* [WHAT YOU ARE ASKED TO DO]: Wherever the word "NULL" shows up in a line, please copy that line.

* [GIVEN RECORDS]:

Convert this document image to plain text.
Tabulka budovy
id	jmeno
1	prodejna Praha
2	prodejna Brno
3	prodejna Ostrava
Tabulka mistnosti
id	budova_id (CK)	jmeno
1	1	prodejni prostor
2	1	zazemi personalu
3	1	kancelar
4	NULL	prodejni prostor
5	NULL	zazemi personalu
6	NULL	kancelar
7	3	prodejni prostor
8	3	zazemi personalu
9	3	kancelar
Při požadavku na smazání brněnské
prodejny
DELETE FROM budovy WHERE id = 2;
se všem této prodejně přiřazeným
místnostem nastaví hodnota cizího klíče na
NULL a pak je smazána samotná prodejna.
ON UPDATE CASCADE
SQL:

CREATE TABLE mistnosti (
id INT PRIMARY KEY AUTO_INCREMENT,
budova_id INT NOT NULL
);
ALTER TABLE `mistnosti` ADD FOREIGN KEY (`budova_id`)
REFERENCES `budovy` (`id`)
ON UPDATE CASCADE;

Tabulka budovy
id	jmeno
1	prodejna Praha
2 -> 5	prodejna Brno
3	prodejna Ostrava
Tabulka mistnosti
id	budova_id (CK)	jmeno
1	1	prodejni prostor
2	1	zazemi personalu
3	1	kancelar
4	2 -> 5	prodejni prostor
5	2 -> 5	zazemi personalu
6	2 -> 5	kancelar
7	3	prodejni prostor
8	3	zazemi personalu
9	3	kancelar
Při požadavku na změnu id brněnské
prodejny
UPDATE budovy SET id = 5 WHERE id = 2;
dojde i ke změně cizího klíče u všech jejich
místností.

* [RESPONSE]:
4	NULL	prodejni prostor
5	NULL	zazemi personalu
6	NULL	kancelar
NULL a pak je smazána samotná prodejna.
budova_id INT NOT NULL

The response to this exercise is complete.